● Written task: Sift the listing for lines that hold the string "mukaan" and pull them out.

═══ Records for this task

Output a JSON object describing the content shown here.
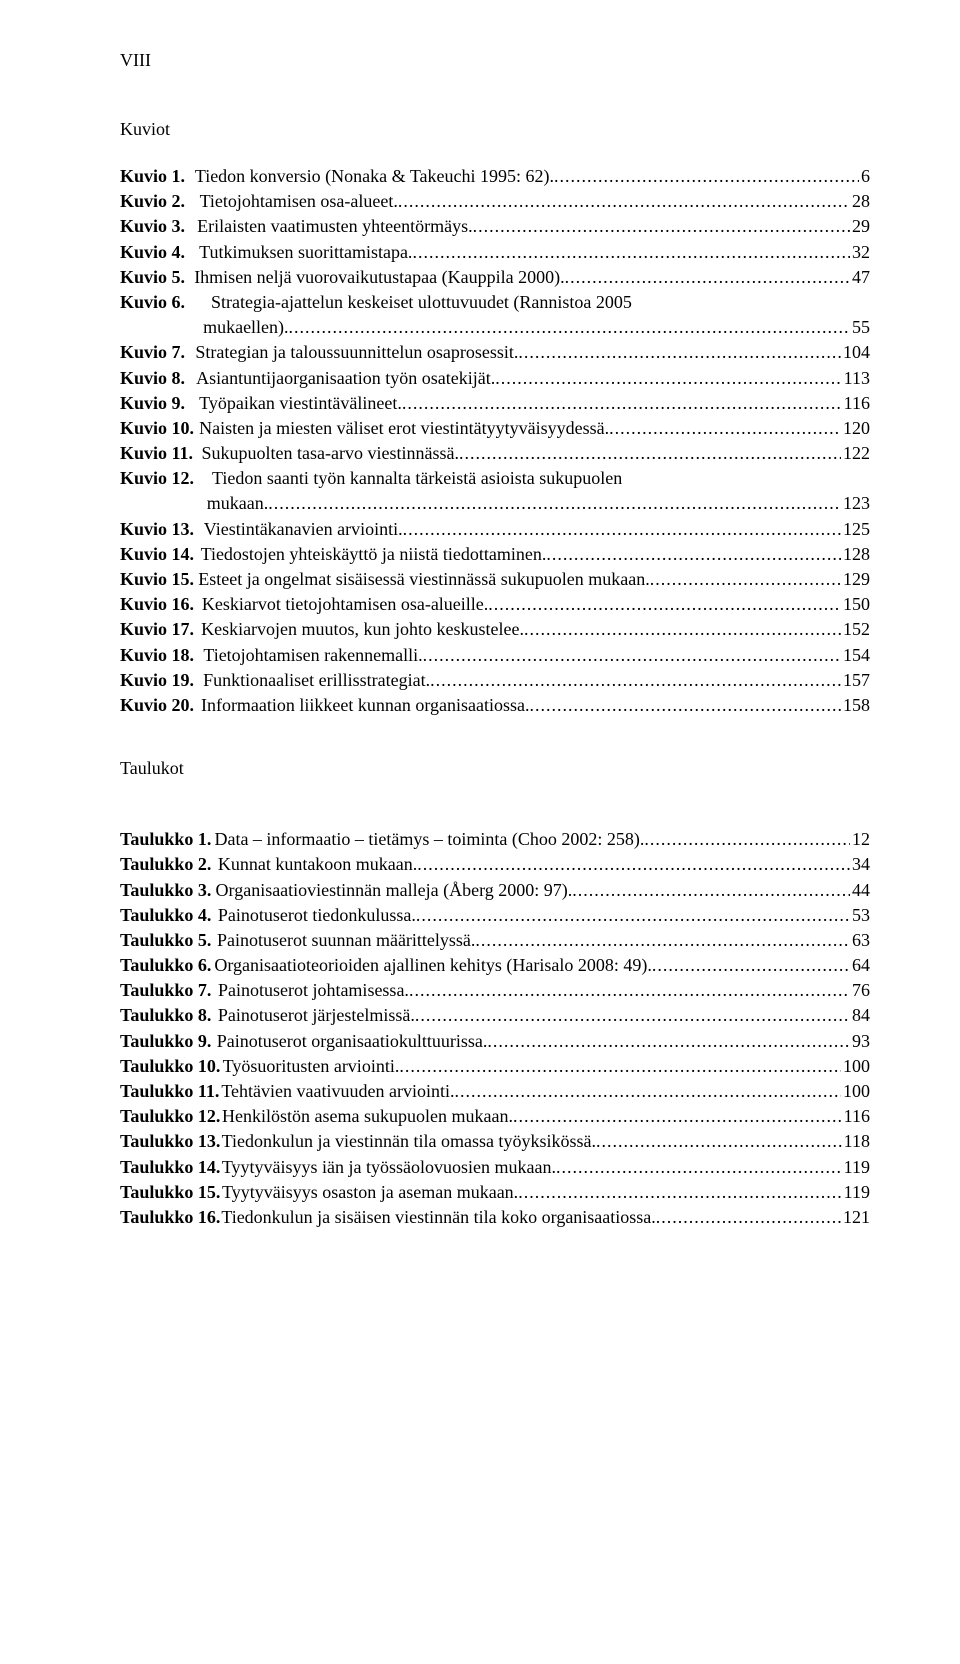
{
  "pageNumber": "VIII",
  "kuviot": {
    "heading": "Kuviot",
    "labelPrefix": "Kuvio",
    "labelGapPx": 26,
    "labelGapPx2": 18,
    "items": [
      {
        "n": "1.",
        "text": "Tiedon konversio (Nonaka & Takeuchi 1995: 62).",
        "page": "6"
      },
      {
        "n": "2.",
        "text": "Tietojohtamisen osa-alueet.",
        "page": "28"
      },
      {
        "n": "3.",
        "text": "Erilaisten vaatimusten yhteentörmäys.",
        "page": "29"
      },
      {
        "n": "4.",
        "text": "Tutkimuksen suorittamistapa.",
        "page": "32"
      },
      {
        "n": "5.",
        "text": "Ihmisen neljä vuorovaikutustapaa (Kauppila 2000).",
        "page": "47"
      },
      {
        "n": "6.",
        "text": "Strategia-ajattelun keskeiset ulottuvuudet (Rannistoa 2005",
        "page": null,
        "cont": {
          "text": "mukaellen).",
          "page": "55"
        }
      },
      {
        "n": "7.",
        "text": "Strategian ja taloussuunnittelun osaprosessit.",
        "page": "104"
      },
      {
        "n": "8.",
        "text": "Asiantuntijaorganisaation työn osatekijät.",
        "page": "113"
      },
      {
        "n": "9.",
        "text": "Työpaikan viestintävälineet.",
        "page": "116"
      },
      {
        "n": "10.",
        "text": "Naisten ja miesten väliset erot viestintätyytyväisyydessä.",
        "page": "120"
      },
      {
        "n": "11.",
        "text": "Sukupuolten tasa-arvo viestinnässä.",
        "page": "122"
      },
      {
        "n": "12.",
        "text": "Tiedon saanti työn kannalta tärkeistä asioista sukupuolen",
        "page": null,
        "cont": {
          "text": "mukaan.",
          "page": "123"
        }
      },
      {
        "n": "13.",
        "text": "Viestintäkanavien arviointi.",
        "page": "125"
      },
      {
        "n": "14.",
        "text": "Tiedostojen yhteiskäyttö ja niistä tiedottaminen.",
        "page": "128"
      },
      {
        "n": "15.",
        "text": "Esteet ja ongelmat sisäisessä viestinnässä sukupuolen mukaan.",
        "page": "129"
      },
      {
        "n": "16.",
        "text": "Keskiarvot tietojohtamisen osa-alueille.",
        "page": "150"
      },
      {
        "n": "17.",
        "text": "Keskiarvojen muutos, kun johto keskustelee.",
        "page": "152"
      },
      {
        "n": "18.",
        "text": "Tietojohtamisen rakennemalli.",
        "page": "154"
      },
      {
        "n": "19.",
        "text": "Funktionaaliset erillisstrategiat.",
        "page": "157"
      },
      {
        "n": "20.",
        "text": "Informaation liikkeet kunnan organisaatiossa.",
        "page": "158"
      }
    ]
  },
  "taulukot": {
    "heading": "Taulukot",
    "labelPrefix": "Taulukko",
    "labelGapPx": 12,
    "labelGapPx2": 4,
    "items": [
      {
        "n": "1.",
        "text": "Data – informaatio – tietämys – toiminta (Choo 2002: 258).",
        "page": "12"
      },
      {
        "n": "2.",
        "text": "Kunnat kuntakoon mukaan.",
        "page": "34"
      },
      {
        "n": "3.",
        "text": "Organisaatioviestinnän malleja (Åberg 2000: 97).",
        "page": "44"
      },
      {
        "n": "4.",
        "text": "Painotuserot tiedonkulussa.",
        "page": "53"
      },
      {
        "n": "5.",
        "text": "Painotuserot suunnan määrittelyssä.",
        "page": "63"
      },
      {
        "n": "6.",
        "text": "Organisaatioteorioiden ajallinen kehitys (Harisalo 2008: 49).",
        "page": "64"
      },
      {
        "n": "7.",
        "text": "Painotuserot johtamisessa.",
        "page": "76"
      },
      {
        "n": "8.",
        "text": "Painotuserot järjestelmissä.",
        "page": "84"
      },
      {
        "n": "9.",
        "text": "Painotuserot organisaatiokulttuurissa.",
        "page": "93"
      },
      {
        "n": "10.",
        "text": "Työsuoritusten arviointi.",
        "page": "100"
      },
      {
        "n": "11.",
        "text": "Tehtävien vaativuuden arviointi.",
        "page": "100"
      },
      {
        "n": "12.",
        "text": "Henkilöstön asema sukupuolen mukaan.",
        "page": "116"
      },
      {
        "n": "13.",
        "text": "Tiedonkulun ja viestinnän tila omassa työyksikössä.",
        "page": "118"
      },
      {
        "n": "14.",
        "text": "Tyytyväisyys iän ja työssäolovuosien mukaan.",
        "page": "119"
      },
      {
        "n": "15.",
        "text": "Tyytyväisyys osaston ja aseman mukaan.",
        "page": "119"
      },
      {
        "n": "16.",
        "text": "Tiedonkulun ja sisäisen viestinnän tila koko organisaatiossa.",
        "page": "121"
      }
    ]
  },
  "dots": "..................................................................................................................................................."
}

══════

● Result for this exercise:
          "text": "mukaan.",
        "text": "Esteet ja ongelmat sisäisessä viestinnässä sukupuolen mukaan.",
        "text": "Kunnat kuntakoon mukaan.",
        "text": "Henkilöstön asema sukupuolen mukaan.",
        "text": "Tyytyväisyys iän ja työssäolovuosien mukaan.",
        "text": "Tyytyväisyys osaston ja aseman mukaan.",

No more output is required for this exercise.